Output every entry exactly as written, skipping any pictures.

-------- Dataset excerpts --------

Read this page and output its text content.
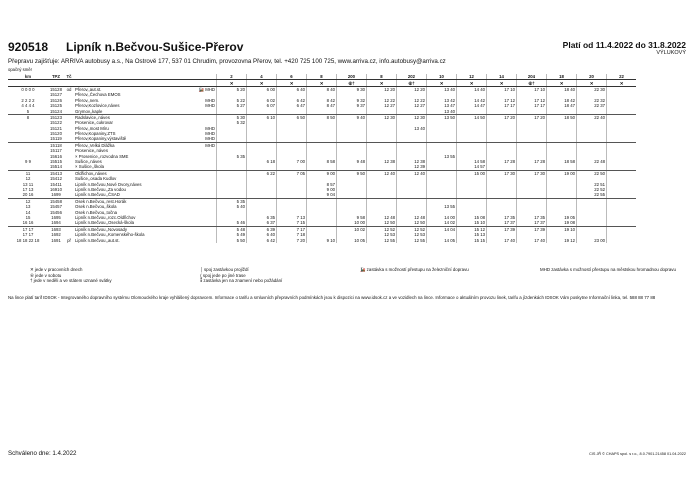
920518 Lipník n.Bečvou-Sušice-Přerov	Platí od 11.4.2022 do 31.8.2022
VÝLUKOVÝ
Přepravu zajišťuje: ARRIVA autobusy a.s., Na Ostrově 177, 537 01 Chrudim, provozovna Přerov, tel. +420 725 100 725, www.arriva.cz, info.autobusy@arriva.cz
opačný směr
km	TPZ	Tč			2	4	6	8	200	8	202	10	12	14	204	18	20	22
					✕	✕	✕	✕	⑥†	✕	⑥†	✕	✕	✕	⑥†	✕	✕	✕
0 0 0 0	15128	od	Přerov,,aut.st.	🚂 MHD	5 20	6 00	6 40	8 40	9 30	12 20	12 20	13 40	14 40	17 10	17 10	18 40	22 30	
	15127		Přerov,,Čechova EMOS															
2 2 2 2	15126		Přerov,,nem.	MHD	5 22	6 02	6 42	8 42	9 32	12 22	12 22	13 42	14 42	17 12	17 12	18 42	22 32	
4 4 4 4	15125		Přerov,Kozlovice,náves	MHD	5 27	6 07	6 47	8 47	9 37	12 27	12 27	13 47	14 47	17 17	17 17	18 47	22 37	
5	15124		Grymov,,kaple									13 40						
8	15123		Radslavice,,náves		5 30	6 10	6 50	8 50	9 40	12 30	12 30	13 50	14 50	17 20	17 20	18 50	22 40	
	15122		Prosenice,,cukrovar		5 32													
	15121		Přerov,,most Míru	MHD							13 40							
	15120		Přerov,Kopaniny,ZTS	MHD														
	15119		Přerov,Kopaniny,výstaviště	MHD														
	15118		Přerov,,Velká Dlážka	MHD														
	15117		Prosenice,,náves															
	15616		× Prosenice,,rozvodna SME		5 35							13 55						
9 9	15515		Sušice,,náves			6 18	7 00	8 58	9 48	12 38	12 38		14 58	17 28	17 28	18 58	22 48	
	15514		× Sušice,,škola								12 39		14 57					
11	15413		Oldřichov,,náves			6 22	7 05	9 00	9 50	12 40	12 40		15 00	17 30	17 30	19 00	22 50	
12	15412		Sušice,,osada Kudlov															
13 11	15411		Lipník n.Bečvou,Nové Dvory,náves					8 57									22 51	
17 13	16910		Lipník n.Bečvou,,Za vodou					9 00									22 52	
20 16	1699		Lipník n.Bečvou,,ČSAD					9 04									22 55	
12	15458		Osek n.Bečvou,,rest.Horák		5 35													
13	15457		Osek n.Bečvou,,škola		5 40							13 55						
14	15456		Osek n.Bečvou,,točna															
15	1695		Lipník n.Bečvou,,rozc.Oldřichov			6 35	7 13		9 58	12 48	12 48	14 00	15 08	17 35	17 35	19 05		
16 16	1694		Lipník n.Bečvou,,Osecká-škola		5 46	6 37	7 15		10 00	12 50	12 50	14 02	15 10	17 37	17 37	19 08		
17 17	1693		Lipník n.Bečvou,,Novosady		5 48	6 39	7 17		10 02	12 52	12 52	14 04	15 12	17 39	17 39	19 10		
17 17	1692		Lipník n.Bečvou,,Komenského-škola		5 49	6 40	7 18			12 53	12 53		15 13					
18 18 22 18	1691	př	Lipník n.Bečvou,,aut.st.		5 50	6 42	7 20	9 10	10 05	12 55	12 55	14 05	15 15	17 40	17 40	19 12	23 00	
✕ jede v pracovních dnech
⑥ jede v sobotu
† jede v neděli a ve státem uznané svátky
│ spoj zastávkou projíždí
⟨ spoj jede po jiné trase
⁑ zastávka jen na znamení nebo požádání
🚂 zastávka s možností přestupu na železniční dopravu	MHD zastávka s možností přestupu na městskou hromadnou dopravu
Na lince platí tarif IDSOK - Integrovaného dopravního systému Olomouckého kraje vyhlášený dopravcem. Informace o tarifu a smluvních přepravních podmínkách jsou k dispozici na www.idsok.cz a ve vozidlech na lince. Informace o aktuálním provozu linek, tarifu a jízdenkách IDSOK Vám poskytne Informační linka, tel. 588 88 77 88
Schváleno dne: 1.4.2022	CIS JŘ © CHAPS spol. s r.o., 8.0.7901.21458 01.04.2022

--------

▶ [Finished exercise]:
Read this page and output its text content.
920518 Lipník n.Bečvou-Sušice-Přerov	Platí od 11.4.2022 do 31.8.2022
VÝLUKOVÝ
Přepravu zajišťuje: ARRIVA autobusy a.s., Na Ostrově 177, 537 01 Chrudim, provozovna Přerov, tel. +420 725 100 725, www.arriva.cz, info.autobusy@arriva.cz
opačný směr
km	TPZ	Tč			2	4	6	8	200	8	202	10	12	14	204	18	20	22
					✕	✕	✕	✕	⑥†	✕	⑥†	✕	✕	✕	⑥†	✕	✕	✕
0 0 0 0	15128	od	Přerov,,aut.st.	🚂 MHD	5 20	6 00	6 40	8 40	9 30	12 20	12 20	13 40	14 40	17 10	17 10	18 40	22 30	
	15127		Přerov,,Čechova EMOS															
2 2 2 2	15126		Přerov,,nem.	MHD	5 22	6 02	6 42	8 42	9 32	12 22	12 22	13 42	14 42	17 12	17 12	18 42	22 32	
4 4 4 4	15125		Přerov,Kozlovice,náves	MHD	5 27	6 07	6 47	8 47	9 37	12 27	12 27	13 47	14 47	17 17	17 17	18 47	22 37	
5	15124		Grymov,,kaple									13 40						
8	15123		Radslavice,,náves		5 30	6 10	6 50	8 50	9 40	12 30	12 30	13 50	14 50	17 20	17 20	18 50	22 40	
	15122		Prosenice,,cukrovar		5 32													
	15121		Přerov,,most Míru	MHD							13 40							
	15120		Přerov,Kopaniny,ZTS	MHD														
	15119		Přerov,Kopaniny,výstaviště	MHD														
	15118		Přerov,,Velká Dlážka	MHD														
	15117		Prosenice,,náves															
	15616		× Prosenice,,rozvodna SME		5 35							13 55						
9 9	15515		Sušice,,náves			6 18	7 00	8 58	9 48	12 38	12 38		14 58	17 28	17 28	18 58	22 48	
	15514		× Sušice,,škola								12 39		14 57					
11	15413		Oldřichov,,náves			6 22	7 05	9 00	9 50	12 40	12 40		15 00	17 30	17 30	19 00	22 50	
12	15412		Sušice,,osada Kudlov															
13 11	15411		Lipník n.Bečvou,Nové Dvory,náves					8 57									22 51	
17 13	16910		Lipník n.Bečvou,,Za vodou					9 00									22 52	
20 16	1699		Lipník n.Bečvou,,ČSAD					9 04									22 55	
12	15458		Osek n.Bečvou,,rest.Horák		5 35													
13	15457		Osek n.Bečvou,,škola		5 40							13 55						
14	15456		Osek n.Bečvou,,točna															
15	1695		Lipník n.Bečvou,,rozc.Oldřichov			6 35	7 13		9 58	12 48	12 48	14 00	15 08	17 35	17 35	19 05		
16 16	1694		Lipník n.Bečvou,,Osecká-škola		5 46	6 37	7 15		10 00	12 50	12 50	14 02	15 10	17 37	17 37	19 08		
17 17	1693		Lipník n.Bečvou,,Novosady		5 48	6 39	7 17		10 02	12 52	12 52	14 04	15 12	17 39	17 39	19 10		
17 17	1692		Lipník n.Bečvou,,Komenského-škola		5 49	6 40	7 18			12 53	12 53		15 13					
18 18 22 18	1691	př	Lipník n.Bečvou,,aut.st.		5 50	6 42	7 20	9 10	10 05	12 55	12 55	14 05	15 15	17 40	17 40	19 12	23 00	
✕ jede v pracovních dnech
⑥ jede v sobotu
† jede v neděli a ve státem uznané svátky
│ spoj zastávkou projíždí
⟨ spoj jede po jiné trase
⁑ zastávka jen na znamení nebo požádání
🚂 zastávka s možností přestupu na železniční dopravu	MHD zastávka s možností přestupu na městskou hromadnou dopravu
Na lince platí tarif IDSOK - Integrovaného dopravního systému Olomouckého kraje vyhlášený dopravcem. Informace o tarifu a smluvních přepravních podmínkách jsou k dispozici na www.idsok.cz a ve vozidlech na lince. Informace o aktuálním provozu linek, tarifu a jízdenkách IDSOK Vám poskytne Informační linka, tel. 588 88 77 88
Schváleno dne: 1.4.2022	CIS JŘ © CHAPS spol. s r.o., 8.0.7901.21458 01.04.2022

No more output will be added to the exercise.